◆ Task brief ◆
Whenever a line below holds the word "JSON", count it once; report the total and nothing else.

%%

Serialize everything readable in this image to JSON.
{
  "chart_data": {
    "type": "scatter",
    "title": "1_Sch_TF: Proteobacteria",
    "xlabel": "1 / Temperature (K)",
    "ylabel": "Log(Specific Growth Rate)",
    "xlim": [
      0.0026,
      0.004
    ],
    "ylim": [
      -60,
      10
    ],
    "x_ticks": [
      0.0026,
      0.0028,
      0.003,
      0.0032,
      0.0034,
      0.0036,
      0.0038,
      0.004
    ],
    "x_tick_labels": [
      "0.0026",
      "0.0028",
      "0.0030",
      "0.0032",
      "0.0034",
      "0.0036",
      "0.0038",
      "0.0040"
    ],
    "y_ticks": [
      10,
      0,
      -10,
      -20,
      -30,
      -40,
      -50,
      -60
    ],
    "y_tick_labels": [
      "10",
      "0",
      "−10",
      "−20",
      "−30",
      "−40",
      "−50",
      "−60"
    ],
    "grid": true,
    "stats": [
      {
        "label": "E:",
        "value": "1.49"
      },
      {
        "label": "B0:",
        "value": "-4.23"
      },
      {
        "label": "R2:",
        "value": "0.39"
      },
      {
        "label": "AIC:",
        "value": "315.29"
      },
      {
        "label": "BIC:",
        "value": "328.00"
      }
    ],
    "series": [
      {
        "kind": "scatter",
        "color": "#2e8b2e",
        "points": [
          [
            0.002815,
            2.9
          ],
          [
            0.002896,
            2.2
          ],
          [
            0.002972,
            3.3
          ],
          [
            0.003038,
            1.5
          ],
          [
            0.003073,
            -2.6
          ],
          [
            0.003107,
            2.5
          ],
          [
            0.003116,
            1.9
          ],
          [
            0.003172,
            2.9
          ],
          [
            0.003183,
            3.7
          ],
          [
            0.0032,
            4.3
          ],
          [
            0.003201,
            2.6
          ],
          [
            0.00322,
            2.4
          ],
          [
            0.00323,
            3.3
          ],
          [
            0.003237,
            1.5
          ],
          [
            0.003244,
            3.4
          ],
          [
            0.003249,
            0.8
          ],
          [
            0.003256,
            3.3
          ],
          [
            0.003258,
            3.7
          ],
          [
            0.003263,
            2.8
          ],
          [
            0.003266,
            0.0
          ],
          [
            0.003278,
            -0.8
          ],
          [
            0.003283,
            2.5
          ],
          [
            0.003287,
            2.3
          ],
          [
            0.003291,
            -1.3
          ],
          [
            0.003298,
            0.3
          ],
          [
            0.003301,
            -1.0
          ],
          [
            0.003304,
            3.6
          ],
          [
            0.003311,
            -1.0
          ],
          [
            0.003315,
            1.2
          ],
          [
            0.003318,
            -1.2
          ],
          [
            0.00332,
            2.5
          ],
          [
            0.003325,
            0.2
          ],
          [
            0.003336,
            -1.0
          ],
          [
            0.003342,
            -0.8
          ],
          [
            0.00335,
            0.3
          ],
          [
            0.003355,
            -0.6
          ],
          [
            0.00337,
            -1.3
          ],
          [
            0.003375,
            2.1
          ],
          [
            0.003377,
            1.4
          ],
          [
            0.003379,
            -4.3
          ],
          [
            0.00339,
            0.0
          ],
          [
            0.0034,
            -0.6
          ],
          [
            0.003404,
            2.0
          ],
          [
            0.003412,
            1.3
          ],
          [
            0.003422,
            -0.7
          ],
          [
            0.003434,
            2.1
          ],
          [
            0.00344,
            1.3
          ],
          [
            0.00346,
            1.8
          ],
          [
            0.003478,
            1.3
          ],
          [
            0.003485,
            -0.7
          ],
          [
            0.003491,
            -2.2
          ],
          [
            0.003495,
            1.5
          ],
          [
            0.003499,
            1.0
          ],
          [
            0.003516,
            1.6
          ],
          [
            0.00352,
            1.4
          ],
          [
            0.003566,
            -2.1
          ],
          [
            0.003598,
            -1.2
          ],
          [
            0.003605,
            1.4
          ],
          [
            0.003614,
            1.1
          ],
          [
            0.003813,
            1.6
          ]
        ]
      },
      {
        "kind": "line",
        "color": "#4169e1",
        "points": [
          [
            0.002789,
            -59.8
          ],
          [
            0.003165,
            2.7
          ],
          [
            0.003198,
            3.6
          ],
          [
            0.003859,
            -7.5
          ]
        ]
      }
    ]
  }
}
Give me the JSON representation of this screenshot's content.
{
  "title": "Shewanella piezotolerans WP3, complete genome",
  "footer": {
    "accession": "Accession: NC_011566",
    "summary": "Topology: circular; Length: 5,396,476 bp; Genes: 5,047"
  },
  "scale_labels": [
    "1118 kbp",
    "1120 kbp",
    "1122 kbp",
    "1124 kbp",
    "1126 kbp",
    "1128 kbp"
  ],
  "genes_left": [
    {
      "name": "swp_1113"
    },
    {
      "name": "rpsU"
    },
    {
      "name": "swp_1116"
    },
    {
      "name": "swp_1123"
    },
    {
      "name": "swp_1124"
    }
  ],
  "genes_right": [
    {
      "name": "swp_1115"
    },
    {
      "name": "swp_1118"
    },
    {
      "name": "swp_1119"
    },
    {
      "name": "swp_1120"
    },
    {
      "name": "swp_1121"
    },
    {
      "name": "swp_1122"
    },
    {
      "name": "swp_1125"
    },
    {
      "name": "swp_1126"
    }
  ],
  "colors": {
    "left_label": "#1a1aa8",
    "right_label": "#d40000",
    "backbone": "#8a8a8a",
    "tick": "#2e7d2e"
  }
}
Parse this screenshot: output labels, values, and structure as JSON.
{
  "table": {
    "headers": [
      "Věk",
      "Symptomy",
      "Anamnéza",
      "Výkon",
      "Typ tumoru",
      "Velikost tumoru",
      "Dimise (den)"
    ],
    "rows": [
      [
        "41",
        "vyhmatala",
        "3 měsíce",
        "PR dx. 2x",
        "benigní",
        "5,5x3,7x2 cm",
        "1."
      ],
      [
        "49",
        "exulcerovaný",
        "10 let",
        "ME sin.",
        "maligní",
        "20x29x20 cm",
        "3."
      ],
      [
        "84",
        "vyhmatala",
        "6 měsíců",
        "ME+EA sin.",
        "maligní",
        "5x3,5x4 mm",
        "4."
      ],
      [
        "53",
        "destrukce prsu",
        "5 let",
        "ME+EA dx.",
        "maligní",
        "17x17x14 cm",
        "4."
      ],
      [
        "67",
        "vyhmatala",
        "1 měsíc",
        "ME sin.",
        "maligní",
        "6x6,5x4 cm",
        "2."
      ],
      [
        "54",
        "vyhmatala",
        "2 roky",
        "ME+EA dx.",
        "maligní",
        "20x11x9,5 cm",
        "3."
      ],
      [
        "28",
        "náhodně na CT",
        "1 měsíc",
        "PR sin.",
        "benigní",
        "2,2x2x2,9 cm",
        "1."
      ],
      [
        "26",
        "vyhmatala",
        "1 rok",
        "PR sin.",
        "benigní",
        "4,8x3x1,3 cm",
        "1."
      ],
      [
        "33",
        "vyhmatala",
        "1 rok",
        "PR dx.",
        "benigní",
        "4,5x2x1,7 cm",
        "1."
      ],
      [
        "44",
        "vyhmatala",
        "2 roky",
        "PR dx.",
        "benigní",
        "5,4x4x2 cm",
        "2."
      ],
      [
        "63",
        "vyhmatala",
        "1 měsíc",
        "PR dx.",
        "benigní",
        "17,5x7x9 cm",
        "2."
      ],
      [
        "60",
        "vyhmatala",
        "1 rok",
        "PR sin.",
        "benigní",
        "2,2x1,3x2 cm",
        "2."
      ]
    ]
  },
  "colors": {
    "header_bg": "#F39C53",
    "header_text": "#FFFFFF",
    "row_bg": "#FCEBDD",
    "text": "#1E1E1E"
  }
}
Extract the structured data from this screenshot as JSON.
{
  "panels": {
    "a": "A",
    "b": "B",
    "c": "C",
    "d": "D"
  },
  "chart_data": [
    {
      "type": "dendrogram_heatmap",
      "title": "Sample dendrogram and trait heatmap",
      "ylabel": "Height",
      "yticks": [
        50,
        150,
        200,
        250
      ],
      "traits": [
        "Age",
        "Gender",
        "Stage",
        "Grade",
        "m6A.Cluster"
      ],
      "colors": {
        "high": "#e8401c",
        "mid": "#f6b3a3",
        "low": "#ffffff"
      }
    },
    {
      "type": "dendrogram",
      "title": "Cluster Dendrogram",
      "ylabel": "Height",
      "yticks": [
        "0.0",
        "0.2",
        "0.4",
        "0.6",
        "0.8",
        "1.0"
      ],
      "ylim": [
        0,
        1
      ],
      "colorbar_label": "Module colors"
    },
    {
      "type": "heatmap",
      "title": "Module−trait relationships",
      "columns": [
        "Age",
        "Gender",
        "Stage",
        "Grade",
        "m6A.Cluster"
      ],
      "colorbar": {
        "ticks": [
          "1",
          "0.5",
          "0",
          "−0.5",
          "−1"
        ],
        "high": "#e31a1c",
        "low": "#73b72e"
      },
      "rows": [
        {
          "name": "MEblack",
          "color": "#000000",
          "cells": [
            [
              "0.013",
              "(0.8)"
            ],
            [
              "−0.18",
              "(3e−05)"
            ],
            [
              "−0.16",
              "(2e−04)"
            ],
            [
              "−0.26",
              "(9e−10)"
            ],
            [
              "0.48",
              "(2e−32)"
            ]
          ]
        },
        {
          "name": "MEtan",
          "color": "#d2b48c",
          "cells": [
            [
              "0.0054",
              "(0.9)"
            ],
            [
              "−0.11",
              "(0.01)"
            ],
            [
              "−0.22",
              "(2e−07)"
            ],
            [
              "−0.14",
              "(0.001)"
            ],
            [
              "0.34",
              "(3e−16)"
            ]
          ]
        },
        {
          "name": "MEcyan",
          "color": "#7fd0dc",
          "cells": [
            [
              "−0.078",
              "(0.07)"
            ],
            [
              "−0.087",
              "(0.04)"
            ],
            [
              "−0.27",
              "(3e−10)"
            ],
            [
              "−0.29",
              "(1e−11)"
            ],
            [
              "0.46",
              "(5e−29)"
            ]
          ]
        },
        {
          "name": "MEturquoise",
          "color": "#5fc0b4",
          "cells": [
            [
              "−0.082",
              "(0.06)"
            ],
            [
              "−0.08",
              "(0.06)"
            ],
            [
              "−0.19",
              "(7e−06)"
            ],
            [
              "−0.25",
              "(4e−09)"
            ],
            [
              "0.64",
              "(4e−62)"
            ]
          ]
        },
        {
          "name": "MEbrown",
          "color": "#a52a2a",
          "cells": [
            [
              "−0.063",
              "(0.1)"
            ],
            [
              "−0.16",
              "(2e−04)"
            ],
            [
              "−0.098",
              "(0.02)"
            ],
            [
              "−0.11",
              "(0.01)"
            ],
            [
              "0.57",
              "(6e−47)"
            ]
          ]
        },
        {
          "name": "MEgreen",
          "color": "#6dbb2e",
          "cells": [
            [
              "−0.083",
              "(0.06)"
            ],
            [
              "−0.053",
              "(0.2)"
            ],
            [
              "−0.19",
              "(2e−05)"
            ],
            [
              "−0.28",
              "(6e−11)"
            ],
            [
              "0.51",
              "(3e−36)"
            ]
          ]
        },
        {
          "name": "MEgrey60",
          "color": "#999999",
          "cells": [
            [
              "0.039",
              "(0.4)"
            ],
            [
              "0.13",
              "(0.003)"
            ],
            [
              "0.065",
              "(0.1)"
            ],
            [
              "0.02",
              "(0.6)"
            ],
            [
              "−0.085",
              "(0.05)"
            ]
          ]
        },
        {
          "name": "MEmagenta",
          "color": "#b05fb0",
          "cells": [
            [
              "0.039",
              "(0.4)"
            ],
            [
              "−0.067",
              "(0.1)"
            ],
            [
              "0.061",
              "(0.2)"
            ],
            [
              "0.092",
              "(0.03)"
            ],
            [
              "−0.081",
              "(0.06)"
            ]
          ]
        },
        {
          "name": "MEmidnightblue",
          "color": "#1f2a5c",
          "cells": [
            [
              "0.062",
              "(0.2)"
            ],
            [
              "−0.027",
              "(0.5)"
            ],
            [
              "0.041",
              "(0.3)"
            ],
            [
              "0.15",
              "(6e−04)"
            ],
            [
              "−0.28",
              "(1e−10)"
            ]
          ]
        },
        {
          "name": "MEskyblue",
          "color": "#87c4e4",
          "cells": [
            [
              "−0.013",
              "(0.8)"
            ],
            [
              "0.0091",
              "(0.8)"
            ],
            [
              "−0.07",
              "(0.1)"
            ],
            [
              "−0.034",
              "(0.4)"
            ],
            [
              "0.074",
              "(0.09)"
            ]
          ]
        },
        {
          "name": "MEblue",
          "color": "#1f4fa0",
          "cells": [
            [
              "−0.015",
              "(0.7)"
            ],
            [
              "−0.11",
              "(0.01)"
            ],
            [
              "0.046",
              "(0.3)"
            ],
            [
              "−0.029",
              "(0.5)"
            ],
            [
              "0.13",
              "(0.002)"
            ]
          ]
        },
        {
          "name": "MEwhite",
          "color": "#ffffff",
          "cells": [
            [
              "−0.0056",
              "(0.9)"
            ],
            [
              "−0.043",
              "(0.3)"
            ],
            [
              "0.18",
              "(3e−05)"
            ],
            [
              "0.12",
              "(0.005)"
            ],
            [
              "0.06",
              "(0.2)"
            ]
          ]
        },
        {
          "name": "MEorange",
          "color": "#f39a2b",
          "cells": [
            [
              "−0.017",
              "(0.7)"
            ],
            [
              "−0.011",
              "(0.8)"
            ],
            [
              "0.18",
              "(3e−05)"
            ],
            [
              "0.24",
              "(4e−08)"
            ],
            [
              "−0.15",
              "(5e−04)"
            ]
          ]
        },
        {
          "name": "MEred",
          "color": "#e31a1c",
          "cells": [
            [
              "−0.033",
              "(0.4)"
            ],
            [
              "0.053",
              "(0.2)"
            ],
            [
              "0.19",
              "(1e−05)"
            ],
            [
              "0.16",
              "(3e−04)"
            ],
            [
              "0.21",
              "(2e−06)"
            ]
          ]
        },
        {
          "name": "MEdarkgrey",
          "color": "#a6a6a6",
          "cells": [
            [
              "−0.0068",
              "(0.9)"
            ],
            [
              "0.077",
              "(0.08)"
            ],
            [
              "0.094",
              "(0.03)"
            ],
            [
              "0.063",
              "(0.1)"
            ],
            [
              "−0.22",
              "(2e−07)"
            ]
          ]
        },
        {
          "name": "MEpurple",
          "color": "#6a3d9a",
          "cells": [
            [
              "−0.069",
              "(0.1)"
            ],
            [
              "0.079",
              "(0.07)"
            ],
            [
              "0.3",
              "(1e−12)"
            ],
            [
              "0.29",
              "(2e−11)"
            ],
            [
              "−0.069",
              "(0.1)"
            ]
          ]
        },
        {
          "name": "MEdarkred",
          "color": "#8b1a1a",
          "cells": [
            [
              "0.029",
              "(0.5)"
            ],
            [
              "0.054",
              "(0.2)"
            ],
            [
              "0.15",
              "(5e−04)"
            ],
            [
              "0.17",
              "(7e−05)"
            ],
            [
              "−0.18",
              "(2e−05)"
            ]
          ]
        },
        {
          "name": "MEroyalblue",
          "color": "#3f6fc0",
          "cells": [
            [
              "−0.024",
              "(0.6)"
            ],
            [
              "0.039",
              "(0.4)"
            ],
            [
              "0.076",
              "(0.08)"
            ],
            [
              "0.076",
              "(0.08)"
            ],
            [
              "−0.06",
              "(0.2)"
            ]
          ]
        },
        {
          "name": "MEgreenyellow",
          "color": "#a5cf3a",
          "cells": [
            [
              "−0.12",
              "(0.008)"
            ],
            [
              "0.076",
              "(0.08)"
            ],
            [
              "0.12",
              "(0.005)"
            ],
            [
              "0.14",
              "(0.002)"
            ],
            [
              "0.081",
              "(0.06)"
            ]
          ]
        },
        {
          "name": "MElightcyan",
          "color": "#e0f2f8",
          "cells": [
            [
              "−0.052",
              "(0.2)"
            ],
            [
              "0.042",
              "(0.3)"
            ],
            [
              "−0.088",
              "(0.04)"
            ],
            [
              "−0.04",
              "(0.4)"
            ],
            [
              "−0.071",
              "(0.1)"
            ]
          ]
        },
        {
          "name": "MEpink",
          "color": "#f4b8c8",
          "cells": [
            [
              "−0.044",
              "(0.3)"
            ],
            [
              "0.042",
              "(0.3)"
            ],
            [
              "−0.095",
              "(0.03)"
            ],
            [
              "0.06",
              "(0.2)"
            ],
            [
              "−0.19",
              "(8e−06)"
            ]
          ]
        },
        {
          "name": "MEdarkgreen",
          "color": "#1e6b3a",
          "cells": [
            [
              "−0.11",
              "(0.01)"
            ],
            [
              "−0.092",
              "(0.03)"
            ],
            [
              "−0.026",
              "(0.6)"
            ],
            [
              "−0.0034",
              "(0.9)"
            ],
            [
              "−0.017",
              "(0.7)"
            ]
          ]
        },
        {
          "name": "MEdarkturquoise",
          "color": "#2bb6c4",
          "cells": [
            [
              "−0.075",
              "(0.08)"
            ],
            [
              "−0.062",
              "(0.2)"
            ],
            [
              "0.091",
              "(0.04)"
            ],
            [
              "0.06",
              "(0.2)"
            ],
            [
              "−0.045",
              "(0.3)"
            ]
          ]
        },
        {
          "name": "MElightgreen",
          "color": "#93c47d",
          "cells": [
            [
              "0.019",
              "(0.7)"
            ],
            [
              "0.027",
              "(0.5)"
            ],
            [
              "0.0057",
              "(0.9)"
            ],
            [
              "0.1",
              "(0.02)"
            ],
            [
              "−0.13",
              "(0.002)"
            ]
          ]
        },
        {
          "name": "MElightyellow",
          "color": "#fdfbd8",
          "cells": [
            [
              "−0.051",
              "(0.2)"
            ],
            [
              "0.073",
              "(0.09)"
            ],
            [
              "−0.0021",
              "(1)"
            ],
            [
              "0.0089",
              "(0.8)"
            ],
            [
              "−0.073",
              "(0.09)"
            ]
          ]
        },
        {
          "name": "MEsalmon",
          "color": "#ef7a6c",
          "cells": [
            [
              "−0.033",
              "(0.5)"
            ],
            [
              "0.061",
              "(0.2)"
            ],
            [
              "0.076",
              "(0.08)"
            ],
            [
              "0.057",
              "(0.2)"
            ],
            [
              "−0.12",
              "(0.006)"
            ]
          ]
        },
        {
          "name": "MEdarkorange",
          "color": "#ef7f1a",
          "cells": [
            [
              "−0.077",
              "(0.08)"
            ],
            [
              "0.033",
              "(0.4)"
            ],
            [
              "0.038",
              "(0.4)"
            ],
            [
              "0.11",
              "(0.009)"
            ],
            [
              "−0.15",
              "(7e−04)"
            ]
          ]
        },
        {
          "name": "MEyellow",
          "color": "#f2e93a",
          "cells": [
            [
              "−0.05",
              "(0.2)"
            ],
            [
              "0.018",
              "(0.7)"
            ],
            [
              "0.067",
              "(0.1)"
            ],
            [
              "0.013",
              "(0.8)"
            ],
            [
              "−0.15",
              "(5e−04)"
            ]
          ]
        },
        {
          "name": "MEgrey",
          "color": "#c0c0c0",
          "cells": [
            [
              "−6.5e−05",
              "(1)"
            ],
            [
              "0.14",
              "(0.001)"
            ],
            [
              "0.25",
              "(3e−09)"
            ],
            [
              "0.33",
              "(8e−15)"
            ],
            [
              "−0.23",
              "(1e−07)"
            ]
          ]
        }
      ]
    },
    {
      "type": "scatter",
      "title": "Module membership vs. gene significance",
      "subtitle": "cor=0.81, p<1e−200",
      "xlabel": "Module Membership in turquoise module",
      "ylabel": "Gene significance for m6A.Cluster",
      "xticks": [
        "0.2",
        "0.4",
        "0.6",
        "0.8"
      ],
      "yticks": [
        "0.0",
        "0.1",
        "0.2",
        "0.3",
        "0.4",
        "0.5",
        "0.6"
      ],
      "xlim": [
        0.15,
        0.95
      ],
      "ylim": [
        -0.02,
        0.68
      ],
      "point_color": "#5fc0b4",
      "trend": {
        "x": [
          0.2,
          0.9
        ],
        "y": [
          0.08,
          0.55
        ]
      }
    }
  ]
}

%%

◆ Reply to the exercise ◆
4